Every entry must be echoed exactly.

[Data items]
+++

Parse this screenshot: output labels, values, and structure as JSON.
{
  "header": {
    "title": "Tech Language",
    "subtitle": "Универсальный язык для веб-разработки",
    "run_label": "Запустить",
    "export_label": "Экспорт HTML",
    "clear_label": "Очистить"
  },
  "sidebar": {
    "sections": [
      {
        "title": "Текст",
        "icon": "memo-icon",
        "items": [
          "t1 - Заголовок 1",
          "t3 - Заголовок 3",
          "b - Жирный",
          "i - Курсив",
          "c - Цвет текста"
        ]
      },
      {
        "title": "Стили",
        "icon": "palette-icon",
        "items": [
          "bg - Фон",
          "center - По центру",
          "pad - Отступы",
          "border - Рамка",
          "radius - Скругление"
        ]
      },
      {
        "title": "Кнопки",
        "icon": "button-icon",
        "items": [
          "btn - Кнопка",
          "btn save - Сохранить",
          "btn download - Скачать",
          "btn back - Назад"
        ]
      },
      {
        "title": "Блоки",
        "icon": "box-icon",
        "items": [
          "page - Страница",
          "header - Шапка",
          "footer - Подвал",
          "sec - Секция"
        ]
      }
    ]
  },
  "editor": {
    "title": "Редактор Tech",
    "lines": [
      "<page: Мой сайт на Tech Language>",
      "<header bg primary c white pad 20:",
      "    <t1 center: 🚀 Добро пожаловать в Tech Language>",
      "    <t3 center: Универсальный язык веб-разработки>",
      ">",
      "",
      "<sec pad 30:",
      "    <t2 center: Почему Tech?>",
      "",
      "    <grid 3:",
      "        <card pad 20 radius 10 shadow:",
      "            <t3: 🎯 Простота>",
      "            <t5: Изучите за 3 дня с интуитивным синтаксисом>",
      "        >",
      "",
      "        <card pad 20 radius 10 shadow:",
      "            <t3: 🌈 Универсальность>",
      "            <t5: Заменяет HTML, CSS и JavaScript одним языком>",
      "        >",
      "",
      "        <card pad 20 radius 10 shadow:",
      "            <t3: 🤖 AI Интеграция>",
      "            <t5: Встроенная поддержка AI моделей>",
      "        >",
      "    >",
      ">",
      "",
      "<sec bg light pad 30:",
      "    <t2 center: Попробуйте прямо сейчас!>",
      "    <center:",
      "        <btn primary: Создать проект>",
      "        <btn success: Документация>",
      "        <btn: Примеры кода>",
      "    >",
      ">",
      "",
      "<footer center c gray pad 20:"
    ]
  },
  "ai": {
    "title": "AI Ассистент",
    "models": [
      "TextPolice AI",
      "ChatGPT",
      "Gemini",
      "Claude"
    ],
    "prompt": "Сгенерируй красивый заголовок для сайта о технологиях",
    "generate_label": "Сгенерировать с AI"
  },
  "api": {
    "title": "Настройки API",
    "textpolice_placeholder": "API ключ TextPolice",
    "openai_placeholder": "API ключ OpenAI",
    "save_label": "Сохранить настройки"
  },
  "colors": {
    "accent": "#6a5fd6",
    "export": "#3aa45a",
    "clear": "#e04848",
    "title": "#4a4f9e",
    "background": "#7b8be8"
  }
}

+++

[Solution for this exercise]
Parse this screenshot: output labels, values, and structure as JSON.
{
  "header": {
    "title": "Tech Language",
    "subtitle": "Универсальный язык для веб-разработки",
    "run_label": "Запустить",
    "export_label": "Экспорт HTML",
    "clear_label": "Очистить"
  },
  "sidebar": {
    "sections": [
      {
        "title": "Текст",
        "icon": "memo-icon",
        "items": [
          "t1 - Заголовок 1",
          "t3 - Заголовок 3",
          "b - Жирный",
          "i - Курсив",
          "c - Цвет текста"
        ]
      },
      {
        "title": "Стили",
        "icon": "palette-icon",
        "items": [
          "bg - Фон",
          "center - По центру",
          "pad - Отступы",
          "border - Рамка",
          "radius - Скругление"
        ]
      },
      {
        "title": "Кнопки",
        "icon": "button-icon",
        "items": [
          "btn - Кнопка",
          "btn save - Сохранить",
          "btn download - Скачать",
          "btn back - Назад"
        ]
      },
      {
        "title": "Блоки",
        "icon": "box-icon",
        "items": [
          "page - Страница",
          "header - Шапка",
          "footer - Подвал",
          "sec - Секция"
        ]
      }
    ]
  },
  "editor": {
    "title": "Редактор Tech",
    "lines": [
      "<page: Мой сайт на Tech Language>",
      "<header bg primary c white pad 20:",
      "    <t1 center: 🚀 Добро пожаловать в Tech Language>",
      "    <t3 center: Универсальный язык веб-разработки>",
      ">",
      "",
      "<sec pad 30:",
      "    <t2 center: Почему Tech?>",
      "",
      "    <grid 3:",
      "        <card pad 20 radius 10 shadow:",
      "            <t3: 🎯 Простота>",
      "            <t5: Изучите за 3 дня с интуитивным синтаксисом>",
      "        >",
      "",
      "        <card pad 20 radius 10 shadow:",
      "            <t3: 🌈 Универсальность>",
      "            <t5: Заменяет HTML, CSS и JavaScript одним языком>",
      "        >",
      "",
      "        <card pad 20 radius 10 shadow:",
      "            <t3: 🤖 AI Интеграция>",
      "            <t5: Встроенная поддержка AI моделей>",
      "        >",
      "    >",
      ">",
      "",
      "<sec bg light pad 30:",
      "    <t2 center: Попробуйте прямо сейчас!>",
      "    <center:",
      "        <btn primary: Создать проект>",
      "        <btn success: Документация>",
      "        <btn: Примеры кода>",
      "    >",
      ">",
      "",
      "<footer center c gray pad 20:"
    ]
  },
  "ai": {
    "title": "AI Ассистент",
    "models": [
      "TextPolice AI",
      "ChatGPT",
      "Gemini",
      "Claude"
    ],
    "prompt": "Сгенерируй красивый заголовок для сайта о технологиях",
    "generate_label": "Сгенерировать с AI"
  },
  "api": {
    "title": "Настройки API",
    "textpolice_placeholder": "API ключ TextPolice",
    "openai_placeholder": "API ключ OpenAI",
    "save_label": "Сохранить настройки"
  },
  "colors": {
    "accent": "#6a5fd6",
    "export": "#3aa45a",
    "clear": "#e04848",
    "title": "#4a4f9e",
    "background": "#7b8be8"
  }
}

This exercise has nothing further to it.